[Exercise material start]

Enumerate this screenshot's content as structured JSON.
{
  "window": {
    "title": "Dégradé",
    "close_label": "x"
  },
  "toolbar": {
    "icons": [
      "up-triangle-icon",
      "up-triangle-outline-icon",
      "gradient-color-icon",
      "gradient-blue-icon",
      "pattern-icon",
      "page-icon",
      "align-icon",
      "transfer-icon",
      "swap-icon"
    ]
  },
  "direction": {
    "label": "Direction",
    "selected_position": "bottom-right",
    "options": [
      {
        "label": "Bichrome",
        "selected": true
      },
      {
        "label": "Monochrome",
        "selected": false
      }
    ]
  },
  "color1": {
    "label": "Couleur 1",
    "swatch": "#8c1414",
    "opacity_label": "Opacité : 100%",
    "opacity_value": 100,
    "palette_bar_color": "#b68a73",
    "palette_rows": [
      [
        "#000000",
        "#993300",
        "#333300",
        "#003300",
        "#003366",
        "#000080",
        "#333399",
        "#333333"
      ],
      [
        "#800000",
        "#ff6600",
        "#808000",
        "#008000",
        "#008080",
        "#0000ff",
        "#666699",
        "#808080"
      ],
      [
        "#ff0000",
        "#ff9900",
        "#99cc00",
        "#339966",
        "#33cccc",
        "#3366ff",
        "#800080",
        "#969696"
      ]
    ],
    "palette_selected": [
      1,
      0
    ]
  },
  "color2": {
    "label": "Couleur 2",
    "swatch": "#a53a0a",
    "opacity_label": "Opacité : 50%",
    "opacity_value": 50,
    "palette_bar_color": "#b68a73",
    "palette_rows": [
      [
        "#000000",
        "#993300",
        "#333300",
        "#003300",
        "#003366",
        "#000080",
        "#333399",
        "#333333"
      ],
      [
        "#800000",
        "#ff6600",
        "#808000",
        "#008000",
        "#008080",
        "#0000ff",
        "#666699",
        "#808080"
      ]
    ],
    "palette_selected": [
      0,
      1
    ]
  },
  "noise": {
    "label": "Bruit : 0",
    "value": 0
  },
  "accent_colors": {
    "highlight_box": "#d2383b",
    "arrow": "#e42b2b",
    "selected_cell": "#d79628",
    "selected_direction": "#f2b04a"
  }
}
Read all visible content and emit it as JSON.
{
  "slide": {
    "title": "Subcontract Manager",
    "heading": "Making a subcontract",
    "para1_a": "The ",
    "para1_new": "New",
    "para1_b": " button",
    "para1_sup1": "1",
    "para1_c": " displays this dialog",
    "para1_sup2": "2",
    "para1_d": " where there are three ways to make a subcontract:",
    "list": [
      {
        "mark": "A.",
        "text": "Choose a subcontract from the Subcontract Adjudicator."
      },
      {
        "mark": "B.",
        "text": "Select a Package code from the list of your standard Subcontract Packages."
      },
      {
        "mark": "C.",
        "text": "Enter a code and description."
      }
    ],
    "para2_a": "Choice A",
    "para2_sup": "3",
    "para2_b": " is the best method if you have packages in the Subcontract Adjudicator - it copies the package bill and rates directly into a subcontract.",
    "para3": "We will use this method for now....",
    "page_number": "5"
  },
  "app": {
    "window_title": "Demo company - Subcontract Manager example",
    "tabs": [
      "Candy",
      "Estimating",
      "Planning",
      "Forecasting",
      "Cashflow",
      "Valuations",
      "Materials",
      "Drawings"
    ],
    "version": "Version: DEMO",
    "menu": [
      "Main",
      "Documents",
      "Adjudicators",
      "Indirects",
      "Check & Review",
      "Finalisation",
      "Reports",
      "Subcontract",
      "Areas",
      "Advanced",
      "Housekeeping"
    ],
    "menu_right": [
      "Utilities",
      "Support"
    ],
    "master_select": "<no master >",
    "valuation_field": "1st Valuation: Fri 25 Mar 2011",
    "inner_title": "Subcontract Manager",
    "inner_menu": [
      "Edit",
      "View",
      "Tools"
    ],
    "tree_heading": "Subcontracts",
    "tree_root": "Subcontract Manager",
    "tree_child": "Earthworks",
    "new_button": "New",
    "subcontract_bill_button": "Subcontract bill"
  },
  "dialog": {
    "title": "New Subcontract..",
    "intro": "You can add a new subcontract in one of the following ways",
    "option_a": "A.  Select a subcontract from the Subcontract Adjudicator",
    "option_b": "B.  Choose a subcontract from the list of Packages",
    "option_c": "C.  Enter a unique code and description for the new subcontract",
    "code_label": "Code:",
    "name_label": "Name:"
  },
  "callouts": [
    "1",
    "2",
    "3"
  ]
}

[Exercise material end]

### The task
Scan the listing above for the word "JSON" and show each line where it is found.

### Expected answer
Enumerate this screenshot's content as structured JSON.
Read all visible content and emit it as JSON.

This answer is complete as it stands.